Stated goal –
Pull each line holding "this" out of the entries below.

▼▼▼

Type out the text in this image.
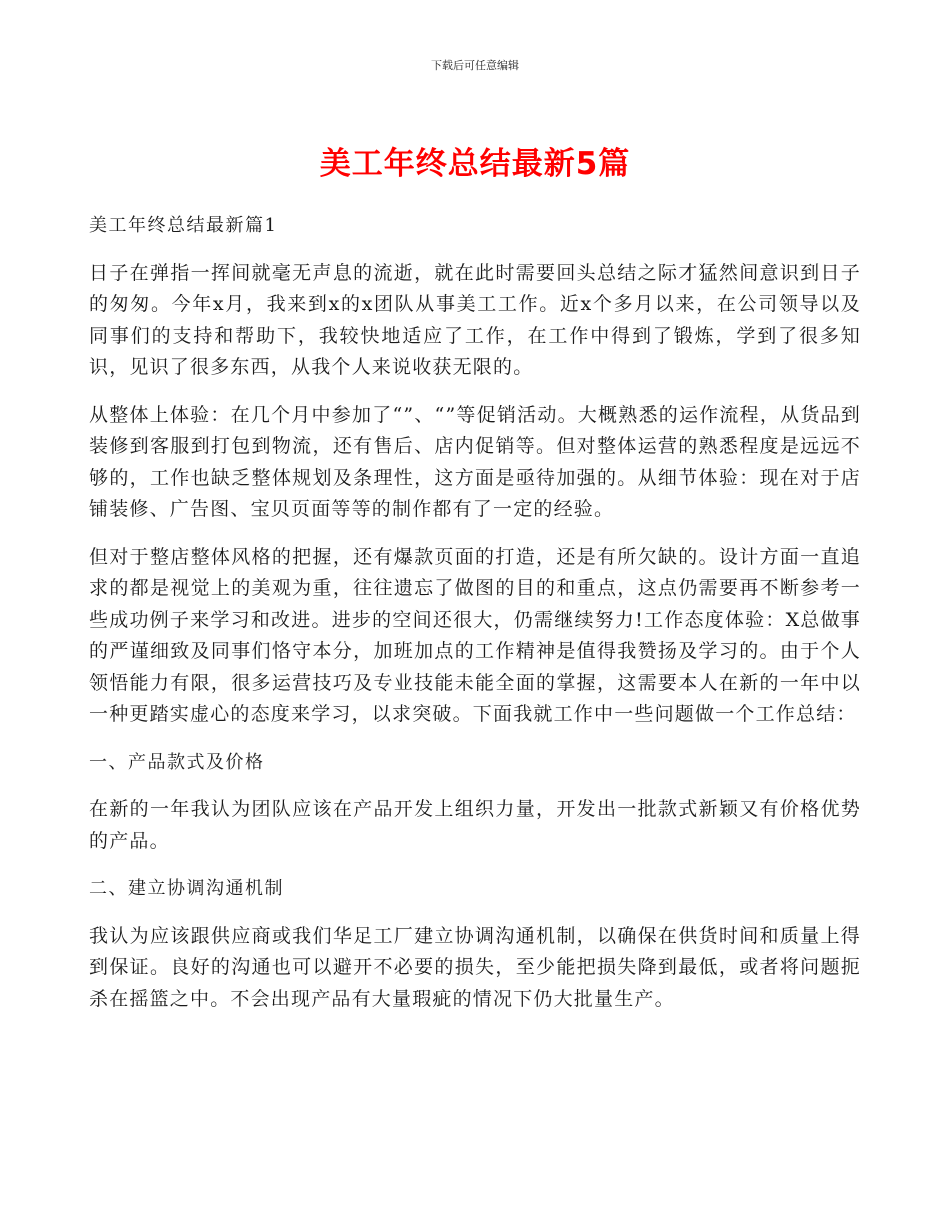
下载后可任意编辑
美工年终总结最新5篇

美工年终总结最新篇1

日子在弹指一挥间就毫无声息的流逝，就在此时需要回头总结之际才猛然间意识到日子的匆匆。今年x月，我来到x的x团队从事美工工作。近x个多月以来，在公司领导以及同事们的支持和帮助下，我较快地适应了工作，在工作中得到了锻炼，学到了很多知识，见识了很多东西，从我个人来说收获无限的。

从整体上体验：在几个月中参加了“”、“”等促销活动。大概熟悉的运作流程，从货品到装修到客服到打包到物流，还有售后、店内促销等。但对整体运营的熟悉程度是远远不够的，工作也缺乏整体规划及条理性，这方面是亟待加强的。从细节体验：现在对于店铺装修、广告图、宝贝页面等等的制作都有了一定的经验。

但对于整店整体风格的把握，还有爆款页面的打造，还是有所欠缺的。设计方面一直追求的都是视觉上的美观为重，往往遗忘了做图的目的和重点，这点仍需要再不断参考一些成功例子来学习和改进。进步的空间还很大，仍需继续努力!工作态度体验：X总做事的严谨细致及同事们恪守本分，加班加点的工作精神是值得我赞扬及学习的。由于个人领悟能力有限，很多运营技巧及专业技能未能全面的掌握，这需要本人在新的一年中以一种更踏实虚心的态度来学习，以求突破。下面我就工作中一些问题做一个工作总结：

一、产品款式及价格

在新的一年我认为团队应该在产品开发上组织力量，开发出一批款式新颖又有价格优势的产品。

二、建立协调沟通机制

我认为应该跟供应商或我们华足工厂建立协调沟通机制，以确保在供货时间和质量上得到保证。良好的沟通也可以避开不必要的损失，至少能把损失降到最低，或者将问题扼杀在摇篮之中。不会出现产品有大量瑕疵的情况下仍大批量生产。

▲▲▲
▼▼▼

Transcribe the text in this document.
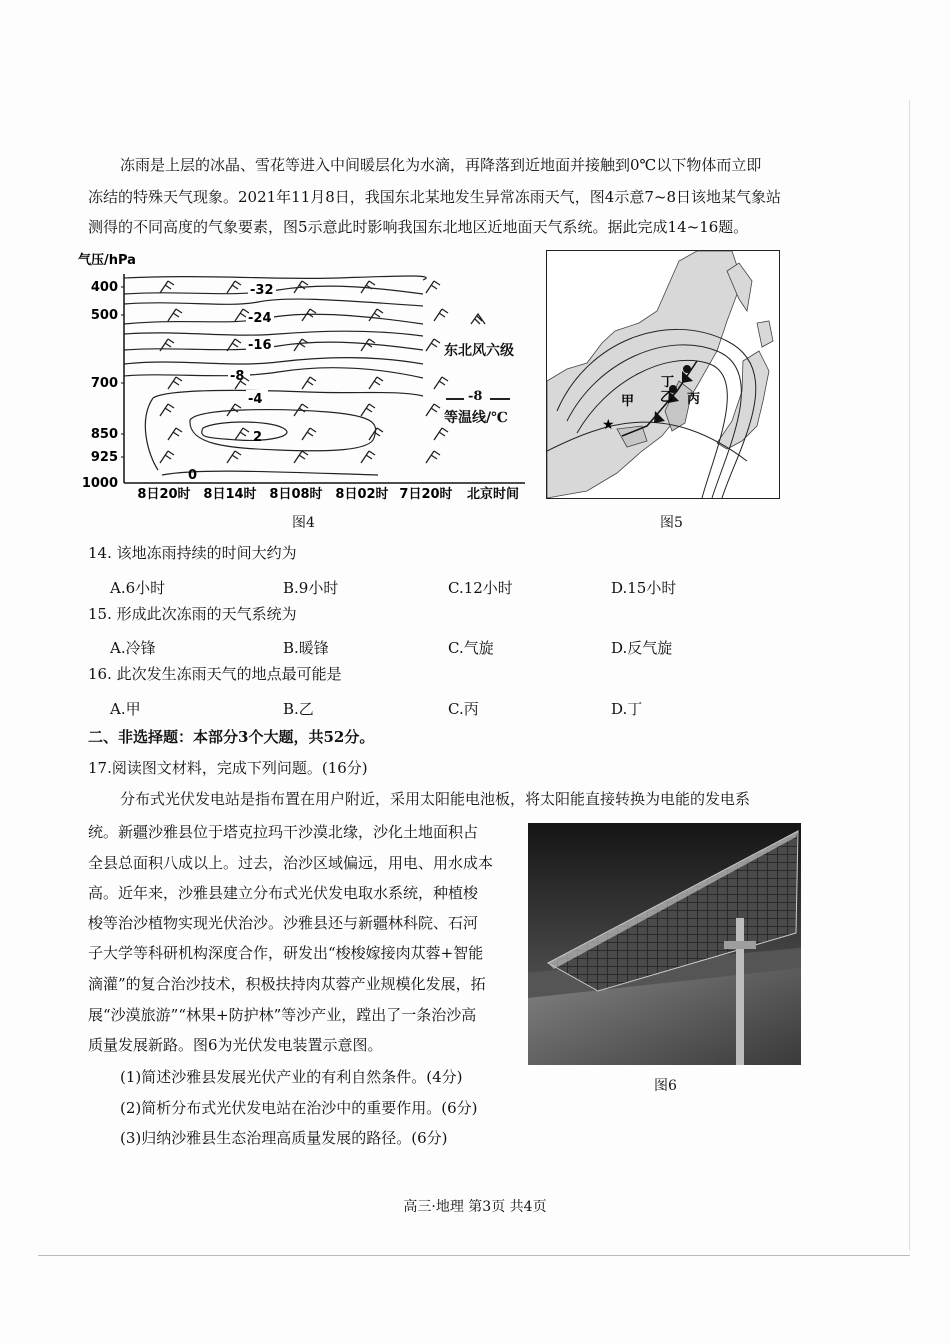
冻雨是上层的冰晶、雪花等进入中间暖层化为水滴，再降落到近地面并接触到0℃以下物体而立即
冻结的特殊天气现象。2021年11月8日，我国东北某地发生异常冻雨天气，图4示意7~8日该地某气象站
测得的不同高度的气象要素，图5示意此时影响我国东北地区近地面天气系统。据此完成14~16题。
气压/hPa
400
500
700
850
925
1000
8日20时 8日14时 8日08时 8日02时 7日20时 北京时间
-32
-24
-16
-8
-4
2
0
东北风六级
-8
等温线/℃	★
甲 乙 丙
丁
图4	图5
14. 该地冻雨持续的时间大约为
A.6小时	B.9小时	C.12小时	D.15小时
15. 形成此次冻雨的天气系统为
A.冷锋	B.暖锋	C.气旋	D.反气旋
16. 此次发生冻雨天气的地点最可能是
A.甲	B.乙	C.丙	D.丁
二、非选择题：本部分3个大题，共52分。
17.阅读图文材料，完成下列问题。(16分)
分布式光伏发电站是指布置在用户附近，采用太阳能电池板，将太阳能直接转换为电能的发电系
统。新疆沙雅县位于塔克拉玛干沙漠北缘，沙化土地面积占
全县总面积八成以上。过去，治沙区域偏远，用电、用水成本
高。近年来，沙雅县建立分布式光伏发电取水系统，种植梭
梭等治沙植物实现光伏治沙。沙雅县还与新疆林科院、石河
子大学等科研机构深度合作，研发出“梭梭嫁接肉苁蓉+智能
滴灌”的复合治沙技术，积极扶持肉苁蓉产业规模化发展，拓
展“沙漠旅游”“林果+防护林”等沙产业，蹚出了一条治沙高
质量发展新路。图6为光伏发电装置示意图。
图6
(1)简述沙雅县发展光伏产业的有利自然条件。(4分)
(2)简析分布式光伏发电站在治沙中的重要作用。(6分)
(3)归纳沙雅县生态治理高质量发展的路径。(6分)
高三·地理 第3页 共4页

▲▲▲

Reply to the exercise –
Type out the text in this image.
Transcribe the text in this document.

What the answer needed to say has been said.